SET TASK:
Where a line of the listing below includes the word "预防医学", reproduce that line.

Source records:

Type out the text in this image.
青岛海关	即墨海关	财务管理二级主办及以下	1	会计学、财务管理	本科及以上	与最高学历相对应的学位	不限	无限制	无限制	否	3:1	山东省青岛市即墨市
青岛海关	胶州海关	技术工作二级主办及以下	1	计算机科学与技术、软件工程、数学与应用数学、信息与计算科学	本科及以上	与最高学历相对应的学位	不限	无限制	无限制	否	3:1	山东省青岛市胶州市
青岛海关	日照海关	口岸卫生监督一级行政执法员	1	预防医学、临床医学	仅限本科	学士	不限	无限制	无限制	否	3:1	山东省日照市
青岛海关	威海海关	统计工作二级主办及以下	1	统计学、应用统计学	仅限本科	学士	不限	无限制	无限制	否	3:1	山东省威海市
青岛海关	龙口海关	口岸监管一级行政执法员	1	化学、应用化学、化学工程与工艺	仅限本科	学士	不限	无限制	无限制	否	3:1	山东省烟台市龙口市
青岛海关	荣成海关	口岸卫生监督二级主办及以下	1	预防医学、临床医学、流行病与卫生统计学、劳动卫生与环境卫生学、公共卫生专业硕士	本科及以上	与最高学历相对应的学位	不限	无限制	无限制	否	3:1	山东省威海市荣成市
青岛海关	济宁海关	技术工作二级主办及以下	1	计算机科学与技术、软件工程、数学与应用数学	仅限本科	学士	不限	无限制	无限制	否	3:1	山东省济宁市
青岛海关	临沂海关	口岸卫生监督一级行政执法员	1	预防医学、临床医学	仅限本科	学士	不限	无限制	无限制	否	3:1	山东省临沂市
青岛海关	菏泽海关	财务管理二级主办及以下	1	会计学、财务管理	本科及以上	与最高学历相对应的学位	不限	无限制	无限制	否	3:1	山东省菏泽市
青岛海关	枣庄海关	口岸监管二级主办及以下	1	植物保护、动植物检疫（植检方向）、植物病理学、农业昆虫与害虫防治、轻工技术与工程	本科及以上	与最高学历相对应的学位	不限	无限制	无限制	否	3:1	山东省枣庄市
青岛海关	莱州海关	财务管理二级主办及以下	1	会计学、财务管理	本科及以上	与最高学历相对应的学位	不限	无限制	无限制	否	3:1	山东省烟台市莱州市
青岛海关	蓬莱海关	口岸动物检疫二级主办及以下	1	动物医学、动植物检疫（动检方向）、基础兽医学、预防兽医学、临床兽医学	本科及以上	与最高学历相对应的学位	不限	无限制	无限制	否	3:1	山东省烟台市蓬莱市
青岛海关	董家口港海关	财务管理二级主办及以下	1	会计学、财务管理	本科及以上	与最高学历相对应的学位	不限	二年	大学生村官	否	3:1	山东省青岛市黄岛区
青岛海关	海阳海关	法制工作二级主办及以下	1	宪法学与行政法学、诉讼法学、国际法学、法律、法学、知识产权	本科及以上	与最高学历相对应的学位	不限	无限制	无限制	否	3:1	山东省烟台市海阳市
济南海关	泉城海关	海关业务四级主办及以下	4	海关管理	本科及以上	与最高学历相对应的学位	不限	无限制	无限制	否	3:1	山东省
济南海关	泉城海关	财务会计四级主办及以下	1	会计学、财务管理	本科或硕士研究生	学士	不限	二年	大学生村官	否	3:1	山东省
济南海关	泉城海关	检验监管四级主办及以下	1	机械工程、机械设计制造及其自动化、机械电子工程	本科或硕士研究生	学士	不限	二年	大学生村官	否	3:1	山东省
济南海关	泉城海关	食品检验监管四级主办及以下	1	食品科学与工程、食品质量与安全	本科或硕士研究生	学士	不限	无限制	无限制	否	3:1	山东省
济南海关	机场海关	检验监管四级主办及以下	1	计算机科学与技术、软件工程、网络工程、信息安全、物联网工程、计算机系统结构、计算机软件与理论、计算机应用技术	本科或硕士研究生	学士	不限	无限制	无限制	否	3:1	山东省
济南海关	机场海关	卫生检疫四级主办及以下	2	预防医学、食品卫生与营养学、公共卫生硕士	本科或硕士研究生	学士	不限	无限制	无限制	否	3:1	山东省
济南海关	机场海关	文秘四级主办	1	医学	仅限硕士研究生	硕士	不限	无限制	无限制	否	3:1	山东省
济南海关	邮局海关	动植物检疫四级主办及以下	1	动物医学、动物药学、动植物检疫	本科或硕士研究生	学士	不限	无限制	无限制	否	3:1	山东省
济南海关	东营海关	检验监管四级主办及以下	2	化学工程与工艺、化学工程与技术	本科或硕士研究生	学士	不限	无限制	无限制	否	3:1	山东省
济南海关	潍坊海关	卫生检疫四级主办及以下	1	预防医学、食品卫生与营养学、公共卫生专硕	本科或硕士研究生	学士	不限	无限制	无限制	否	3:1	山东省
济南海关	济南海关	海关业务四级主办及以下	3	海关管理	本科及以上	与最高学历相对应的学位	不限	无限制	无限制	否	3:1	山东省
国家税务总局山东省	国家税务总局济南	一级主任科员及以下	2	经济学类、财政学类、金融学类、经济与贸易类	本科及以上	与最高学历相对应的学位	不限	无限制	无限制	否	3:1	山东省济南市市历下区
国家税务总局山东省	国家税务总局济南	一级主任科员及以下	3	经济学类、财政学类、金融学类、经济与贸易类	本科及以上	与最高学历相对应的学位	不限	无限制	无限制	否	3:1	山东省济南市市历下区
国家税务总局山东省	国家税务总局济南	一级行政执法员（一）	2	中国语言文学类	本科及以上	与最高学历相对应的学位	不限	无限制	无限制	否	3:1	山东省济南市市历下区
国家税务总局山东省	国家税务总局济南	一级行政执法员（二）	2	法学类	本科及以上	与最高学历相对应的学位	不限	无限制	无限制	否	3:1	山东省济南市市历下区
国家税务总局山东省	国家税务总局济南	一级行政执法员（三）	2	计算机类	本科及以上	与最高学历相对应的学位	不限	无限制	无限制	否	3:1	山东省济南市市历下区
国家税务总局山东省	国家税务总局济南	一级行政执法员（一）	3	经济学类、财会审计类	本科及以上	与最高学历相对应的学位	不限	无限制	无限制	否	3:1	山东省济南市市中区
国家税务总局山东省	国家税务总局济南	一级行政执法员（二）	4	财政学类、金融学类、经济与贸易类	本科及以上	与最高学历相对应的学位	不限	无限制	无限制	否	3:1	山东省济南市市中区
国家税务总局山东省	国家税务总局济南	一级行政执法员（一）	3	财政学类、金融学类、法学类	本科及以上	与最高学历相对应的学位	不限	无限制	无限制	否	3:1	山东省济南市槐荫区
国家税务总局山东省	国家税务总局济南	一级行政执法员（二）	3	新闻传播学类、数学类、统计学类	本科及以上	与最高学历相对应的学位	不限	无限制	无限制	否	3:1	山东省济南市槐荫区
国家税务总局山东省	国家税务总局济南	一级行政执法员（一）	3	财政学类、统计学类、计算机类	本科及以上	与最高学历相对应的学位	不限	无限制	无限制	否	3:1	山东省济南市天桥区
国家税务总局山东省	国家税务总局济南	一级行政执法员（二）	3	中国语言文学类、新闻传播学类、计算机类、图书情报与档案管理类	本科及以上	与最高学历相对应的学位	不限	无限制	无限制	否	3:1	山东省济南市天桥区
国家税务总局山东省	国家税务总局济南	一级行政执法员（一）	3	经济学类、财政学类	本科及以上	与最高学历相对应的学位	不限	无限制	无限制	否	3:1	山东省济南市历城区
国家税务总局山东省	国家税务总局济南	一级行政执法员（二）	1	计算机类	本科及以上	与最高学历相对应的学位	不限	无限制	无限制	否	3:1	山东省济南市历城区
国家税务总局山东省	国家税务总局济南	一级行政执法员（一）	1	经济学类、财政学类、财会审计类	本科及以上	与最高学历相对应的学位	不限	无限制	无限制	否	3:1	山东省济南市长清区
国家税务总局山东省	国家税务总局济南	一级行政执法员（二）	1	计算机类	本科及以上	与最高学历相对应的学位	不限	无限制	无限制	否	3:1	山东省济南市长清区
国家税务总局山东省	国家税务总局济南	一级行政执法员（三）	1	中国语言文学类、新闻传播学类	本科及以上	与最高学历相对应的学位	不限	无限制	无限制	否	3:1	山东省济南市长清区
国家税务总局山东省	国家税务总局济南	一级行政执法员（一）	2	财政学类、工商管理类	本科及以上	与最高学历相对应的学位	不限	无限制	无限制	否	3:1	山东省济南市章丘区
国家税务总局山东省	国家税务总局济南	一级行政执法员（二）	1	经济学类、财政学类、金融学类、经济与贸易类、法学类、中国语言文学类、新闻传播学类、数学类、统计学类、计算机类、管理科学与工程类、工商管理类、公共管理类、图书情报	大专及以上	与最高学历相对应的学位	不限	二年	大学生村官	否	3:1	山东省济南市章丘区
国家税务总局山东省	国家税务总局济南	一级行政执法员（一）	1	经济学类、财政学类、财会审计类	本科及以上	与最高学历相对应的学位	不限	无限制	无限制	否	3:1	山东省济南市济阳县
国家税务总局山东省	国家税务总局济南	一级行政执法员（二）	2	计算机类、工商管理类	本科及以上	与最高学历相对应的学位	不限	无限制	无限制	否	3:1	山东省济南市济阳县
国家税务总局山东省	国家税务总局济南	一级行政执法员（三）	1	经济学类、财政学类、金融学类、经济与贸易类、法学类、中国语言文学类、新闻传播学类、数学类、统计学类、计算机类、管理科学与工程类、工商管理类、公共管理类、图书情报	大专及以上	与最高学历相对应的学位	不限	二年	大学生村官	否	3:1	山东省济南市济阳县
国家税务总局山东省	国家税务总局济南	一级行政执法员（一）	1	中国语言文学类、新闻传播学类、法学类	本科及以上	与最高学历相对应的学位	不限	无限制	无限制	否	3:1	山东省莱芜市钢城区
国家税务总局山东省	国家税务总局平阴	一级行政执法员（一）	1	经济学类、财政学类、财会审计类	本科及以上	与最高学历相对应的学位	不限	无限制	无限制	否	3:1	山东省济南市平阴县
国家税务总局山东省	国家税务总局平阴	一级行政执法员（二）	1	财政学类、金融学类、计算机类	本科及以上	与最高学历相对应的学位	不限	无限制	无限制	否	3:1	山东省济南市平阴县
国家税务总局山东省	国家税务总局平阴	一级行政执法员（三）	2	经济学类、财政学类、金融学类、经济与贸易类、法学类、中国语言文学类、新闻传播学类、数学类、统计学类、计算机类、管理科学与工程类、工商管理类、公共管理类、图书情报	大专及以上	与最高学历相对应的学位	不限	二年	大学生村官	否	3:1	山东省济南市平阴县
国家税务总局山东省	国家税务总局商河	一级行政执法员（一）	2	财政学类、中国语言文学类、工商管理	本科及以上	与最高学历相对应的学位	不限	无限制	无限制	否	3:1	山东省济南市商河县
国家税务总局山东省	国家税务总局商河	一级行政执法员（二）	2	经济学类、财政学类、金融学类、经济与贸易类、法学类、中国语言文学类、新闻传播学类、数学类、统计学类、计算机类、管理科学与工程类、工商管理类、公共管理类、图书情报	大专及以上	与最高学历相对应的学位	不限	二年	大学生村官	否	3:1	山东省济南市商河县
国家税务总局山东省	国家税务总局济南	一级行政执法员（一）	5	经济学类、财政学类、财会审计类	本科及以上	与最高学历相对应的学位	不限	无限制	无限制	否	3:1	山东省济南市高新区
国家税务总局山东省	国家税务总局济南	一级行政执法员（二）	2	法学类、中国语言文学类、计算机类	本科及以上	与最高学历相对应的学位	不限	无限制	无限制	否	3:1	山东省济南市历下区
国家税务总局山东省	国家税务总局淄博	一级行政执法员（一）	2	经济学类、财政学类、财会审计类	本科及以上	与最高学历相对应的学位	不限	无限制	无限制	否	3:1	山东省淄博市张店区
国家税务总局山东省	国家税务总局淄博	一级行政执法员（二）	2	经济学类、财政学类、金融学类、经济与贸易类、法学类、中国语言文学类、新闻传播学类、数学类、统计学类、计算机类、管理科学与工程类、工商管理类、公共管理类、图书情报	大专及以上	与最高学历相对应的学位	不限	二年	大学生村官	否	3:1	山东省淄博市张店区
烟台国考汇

SOLUTION TO THIS EXERCISE:
青岛海关	日照海关	口岸卫生监督一级行政执法员	1	预防医学、临床医学	仅限本科	学士	不限	无限制	无限制	否	3:1	山东省日照市
青岛海关	荣成海关	口岸卫生监督二级主办及以下	1	预防医学、临床医学、流行病与卫生统计学、劳动卫生与环境卫生学、公共卫生专业硕士	本科及以上	与最高学历相对应的学位	不限	无限制	无限制	否	3:1	山东省威海市荣成市
青岛海关	临沂海关	口岸卫生监督一级行政执法员	1	预防医学、临床医学	仅限本科	学士	不限	无限制	无限制	否	3:1	山东省临沂市
济南海关	机场海关	卫生检疫四级主办及以下	2	预防医学、食品卫生与营养学、公共卫生硕士	本科或硕士研究生	学士	不限	无限制	无限制	否	3:1	山东省
济南海关	潍坊海关	卫生检疫四级主办及以下	1	预防医学、食品卫生与营养学、公共卫生专硕	本科或硕士研究生	学士	不限	无限制	无限制	否	3:1	山东省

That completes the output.